• [Supplied data]
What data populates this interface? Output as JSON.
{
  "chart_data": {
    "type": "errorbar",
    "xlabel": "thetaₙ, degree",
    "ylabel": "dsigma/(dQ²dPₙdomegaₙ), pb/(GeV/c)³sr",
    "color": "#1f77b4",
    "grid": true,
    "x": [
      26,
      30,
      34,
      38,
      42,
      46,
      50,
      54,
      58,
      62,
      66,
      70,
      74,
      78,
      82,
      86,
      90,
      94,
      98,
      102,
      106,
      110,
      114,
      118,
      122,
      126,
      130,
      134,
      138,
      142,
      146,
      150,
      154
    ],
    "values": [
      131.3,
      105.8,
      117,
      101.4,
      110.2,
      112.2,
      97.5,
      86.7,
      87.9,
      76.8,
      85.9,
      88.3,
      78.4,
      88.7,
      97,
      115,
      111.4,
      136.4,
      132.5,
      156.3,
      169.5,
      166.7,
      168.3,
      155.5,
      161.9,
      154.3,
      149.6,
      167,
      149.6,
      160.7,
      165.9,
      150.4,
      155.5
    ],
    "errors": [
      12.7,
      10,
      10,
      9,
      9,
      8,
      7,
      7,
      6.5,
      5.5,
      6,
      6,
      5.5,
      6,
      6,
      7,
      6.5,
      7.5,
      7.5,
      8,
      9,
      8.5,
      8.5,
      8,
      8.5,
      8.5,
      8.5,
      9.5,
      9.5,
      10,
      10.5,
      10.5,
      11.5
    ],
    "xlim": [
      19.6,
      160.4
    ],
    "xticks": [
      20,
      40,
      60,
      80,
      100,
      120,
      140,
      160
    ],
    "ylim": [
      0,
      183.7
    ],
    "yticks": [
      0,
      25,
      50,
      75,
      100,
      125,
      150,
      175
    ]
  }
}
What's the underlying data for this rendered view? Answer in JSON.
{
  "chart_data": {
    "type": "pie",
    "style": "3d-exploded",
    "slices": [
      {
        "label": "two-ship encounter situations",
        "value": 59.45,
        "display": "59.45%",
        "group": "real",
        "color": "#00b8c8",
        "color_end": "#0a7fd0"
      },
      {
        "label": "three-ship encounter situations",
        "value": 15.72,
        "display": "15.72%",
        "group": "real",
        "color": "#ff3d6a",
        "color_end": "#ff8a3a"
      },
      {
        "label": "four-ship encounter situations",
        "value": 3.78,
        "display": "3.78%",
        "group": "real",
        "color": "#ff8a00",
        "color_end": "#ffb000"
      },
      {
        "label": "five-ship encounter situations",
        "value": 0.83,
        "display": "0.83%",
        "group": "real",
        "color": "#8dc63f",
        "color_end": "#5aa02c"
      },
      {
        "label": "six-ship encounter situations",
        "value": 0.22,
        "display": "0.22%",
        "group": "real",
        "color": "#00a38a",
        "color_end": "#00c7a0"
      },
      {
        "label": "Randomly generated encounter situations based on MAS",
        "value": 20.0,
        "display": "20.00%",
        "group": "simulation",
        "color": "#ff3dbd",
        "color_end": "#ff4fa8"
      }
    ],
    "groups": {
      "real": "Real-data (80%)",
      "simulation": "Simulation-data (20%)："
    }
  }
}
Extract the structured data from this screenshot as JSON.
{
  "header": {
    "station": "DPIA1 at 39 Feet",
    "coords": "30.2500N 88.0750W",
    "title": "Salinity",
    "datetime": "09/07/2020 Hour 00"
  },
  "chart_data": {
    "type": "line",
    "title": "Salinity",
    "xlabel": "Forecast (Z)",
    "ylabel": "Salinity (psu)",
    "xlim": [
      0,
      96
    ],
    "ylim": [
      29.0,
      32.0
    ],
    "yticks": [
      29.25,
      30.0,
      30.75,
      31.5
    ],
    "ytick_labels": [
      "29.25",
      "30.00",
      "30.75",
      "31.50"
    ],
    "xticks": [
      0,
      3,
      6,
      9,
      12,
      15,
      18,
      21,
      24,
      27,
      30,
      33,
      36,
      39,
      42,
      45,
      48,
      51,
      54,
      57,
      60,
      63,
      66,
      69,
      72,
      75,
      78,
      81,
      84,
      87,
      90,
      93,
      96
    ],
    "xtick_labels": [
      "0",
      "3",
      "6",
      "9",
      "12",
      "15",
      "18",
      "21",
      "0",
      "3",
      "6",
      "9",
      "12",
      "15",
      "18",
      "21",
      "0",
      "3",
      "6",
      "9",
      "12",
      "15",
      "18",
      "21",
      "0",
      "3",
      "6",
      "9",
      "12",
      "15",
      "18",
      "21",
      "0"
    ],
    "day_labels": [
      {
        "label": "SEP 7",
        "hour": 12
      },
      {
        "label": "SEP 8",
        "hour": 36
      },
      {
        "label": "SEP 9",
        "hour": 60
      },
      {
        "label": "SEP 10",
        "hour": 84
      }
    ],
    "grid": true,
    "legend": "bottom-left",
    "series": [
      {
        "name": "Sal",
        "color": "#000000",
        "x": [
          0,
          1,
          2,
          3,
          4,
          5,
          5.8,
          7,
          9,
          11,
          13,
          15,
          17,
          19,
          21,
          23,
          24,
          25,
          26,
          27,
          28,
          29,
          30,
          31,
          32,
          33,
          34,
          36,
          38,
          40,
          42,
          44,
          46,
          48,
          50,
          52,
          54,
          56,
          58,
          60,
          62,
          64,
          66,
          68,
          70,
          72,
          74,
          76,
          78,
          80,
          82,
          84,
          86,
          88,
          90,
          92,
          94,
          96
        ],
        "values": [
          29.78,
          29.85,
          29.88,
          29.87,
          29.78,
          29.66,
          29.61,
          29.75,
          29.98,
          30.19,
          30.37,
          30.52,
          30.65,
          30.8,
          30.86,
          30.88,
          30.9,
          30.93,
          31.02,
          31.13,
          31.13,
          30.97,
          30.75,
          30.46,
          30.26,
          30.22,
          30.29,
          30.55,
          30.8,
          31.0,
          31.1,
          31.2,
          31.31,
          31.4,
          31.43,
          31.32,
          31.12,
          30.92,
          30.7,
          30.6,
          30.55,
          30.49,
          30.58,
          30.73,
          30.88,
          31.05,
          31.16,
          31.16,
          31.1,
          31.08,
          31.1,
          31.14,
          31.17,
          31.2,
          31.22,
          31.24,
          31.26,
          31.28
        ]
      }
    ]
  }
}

• [Set problem]
Count each line above in which the string "What" appears, then state only the total.

• [Full solution]
2